Work to do: Transcribe the records that follow exactly. Skip the pictures.

** begin **

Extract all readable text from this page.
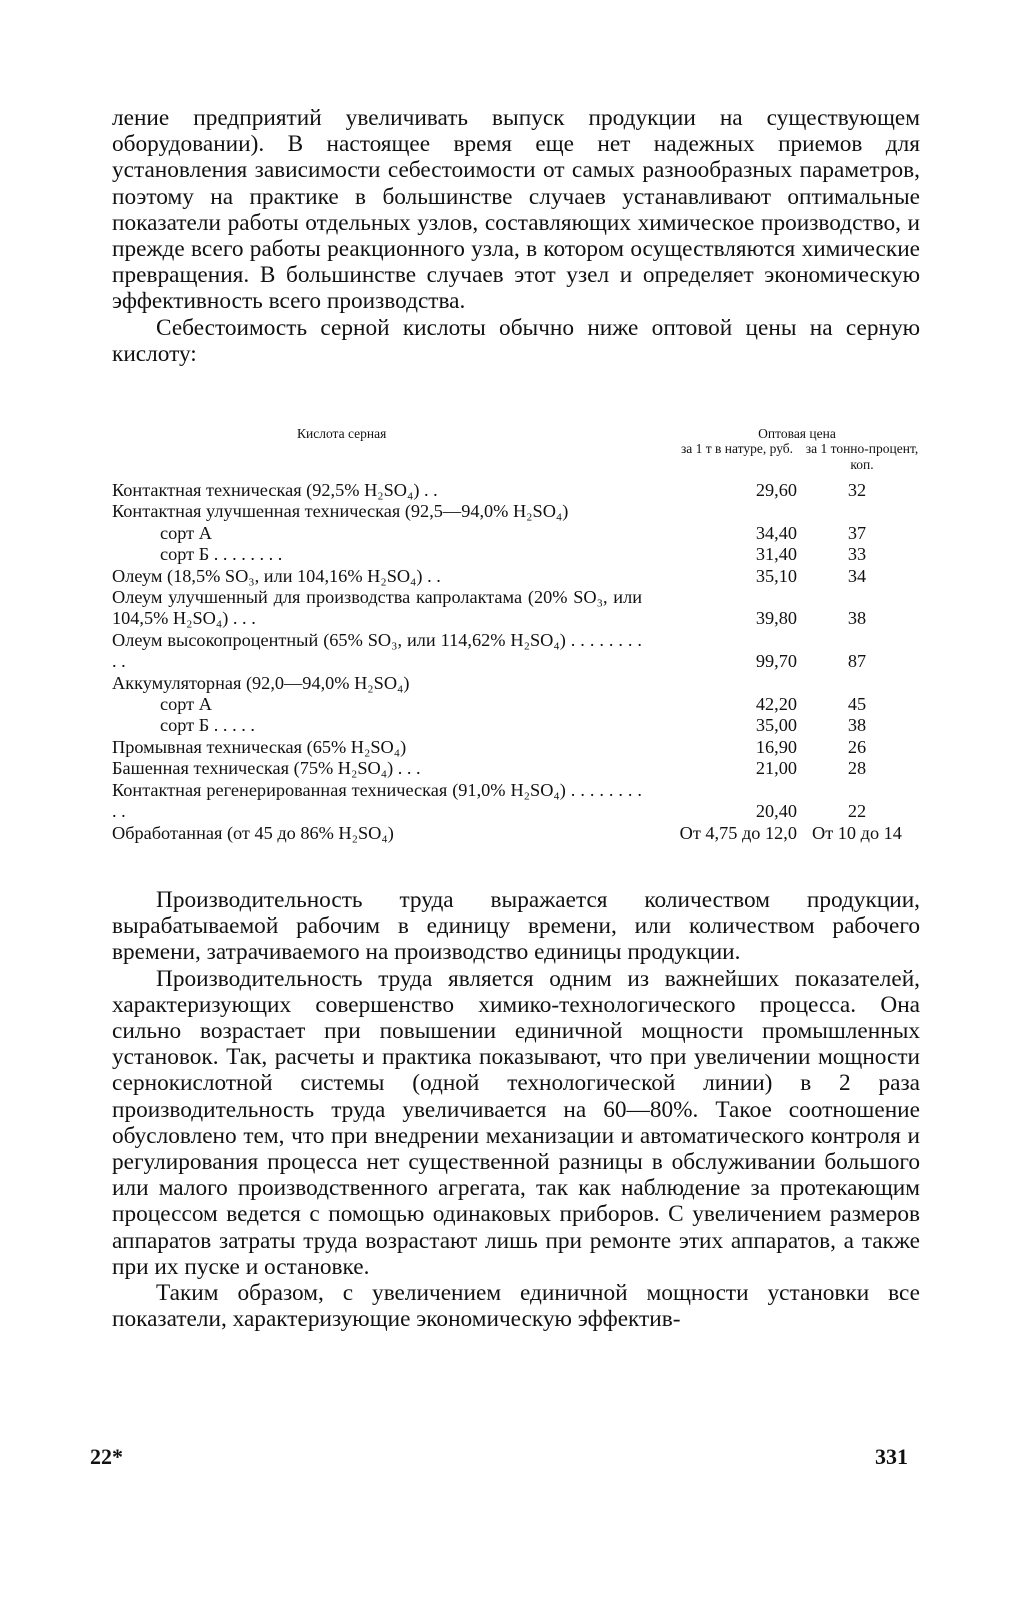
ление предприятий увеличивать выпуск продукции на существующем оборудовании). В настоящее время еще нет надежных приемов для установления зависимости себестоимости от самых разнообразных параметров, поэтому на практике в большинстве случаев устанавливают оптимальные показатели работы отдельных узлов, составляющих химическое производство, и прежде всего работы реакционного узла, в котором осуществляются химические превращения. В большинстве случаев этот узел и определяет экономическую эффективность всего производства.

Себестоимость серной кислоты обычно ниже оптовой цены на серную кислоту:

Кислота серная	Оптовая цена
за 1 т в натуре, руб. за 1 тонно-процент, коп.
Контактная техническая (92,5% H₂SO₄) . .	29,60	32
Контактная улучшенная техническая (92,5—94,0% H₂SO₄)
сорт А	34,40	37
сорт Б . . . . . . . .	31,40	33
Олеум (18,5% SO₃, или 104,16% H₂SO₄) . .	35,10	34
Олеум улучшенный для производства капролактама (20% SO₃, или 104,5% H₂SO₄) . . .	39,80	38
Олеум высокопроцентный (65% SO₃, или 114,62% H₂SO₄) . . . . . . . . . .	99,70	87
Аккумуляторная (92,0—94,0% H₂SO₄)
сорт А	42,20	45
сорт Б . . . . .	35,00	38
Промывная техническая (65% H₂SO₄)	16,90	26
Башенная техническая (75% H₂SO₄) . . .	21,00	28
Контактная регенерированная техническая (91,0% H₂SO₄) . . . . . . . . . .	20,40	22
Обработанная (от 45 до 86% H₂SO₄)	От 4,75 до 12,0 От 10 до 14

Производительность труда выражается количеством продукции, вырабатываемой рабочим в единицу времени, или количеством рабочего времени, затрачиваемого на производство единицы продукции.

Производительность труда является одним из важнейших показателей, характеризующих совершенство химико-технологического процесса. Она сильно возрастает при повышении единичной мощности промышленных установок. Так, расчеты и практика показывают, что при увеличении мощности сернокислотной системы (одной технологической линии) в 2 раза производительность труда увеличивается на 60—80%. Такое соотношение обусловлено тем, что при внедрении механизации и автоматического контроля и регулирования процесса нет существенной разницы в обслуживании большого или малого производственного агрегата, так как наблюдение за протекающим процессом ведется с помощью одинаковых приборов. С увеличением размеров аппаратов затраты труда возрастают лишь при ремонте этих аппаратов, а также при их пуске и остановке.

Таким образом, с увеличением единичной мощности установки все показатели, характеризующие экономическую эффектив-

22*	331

** end **

Solution:
Extract all readable text from this page.
ление предприятий увеличивать выпуск продукции на существующем оборудовании). В настоящее время еще нет надежных приемов для установления зависимости себестоимости от самых разнообразных параметров, поэтому на практике в большинстве случаев устанавливают оптимальные показатели работы отдельных узлов, составляющих химическое производство, и прежде всего работы реакционного узла, в котором осуществляются химические превращения. В большинстве случаев этот узел и определяет экономическую эффективность всего производства.

Себестоимость серной кислоты обычно ниже оптовой цены на серную кислоту:

Кислота серная	Оптовая цена
за 1 т в натуре, руб. за 1 тонно-процент, коп.
Контактная техническая (92,5% H₂SO₄) . .	29,60	32
Контактная улучшенная техническая (92,5—94,0% H₂SO₄)
сорт А	34,40	37
сорт Б . . . . . . . .	31,40	33
Олеум (18,5% SO₃, или 104,16% H₂SO₄) . .	35,10	34
Олеум улучшенный для производства капролактама (20% SO₃, или 104,5% H₂SO₄) . . .	39,80	38
Олеум высокопроцентный (65% SO₃, или 114,62% H₂SO₄) . . . . . . . . . .	99,70	87
Аккумуляторная (92,0—94,0% H₂SO₄)
сорт А	42,20	45
сорт Б . . . . .	35,00	38
Промывная техническая (65% H₂SO₄)	16,90	26
Башенная техническая (75% H₂SO₄) . . .	21,00	28
Контактная регенерированная техническая (91,0% H₂SO₄) . . . . . . . . . .	20,40	22
Обработанная (от 45 до 86% H₂SO₄)	От 4,75 до 12,0 От 10 до 14

Производительность труда выражается количеством продукции, вырабатываемой рабочим в единицу времени, или количеством рабочего времени, затрачиваемого на производство единицы продукции.

Производительность труда является одним из важнейших показателей, характеризующих совершенство химико-технологического процесса. Она сильно возрастает при повышении единичной мощности промышленных установок. Так, расчеты и практика показывают, что при увеличении мощности сернокислотной системы (одной технологической линии) в 2 раза производительность труда увеличивается на 60—80%. Такое соотношение обусловлено тем, что при внедрении механизации и автоматического контроля и регулирования процесса нет существенной разницы в обслуживании большого или малого производственного агрегата, так как наблюдение за протекающим процессом ведется с помощью одинаковых приборов. С увеличением размеров аппаратов затраты труда возрастают лишь при ремонте этих аппаратов, а также при их пуске и остановке.

Таким образом, с увеличением единичной мощности установки все показатели, характеризующие экономическую эффектив-

22*	331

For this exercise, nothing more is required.